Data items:
* * * * *
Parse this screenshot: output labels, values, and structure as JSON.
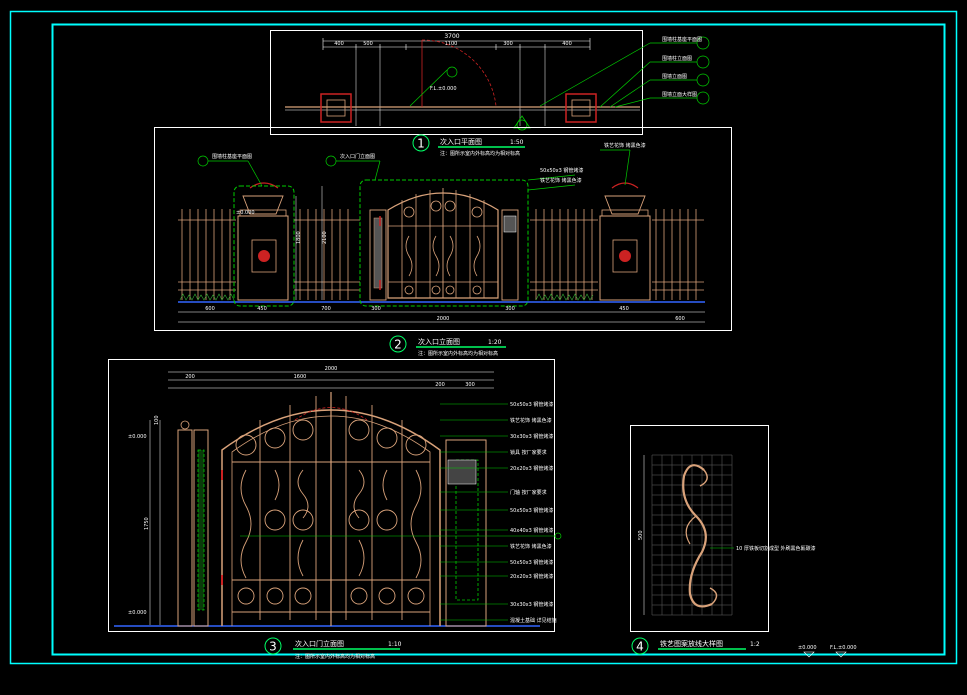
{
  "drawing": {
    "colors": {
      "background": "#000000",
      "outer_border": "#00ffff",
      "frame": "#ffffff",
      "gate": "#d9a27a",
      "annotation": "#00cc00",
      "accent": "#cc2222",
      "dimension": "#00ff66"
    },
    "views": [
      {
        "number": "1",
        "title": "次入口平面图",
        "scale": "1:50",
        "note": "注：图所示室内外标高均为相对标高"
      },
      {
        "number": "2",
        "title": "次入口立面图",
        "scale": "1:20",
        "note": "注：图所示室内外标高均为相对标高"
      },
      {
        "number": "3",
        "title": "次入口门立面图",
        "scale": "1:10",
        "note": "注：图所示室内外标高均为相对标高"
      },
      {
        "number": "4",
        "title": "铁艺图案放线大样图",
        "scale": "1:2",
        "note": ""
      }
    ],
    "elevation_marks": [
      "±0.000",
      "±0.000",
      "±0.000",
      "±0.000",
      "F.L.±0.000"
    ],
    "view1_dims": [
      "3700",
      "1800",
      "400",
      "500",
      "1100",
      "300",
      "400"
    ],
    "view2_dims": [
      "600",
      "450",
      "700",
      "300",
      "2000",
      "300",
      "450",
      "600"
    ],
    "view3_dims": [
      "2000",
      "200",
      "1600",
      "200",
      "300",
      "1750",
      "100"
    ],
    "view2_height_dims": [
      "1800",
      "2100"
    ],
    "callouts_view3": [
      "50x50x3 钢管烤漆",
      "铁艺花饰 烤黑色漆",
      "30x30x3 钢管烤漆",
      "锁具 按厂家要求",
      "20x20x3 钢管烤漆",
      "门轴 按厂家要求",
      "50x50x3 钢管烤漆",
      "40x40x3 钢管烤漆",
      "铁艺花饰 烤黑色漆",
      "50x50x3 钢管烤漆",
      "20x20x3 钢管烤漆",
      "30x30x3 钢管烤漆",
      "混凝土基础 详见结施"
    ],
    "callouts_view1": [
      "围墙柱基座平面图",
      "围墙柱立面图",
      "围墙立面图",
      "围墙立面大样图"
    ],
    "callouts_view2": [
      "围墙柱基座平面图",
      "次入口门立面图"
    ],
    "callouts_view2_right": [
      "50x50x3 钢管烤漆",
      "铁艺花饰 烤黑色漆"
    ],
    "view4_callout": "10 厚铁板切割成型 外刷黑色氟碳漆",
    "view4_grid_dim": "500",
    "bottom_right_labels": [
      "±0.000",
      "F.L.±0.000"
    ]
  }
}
* * * * *
To do: List every line above that holds the word "scale".

Output for this task:
        "scale": "1:50",
        "scale": "1:20",
        "scale": "1:10",
        "scale": "1:2",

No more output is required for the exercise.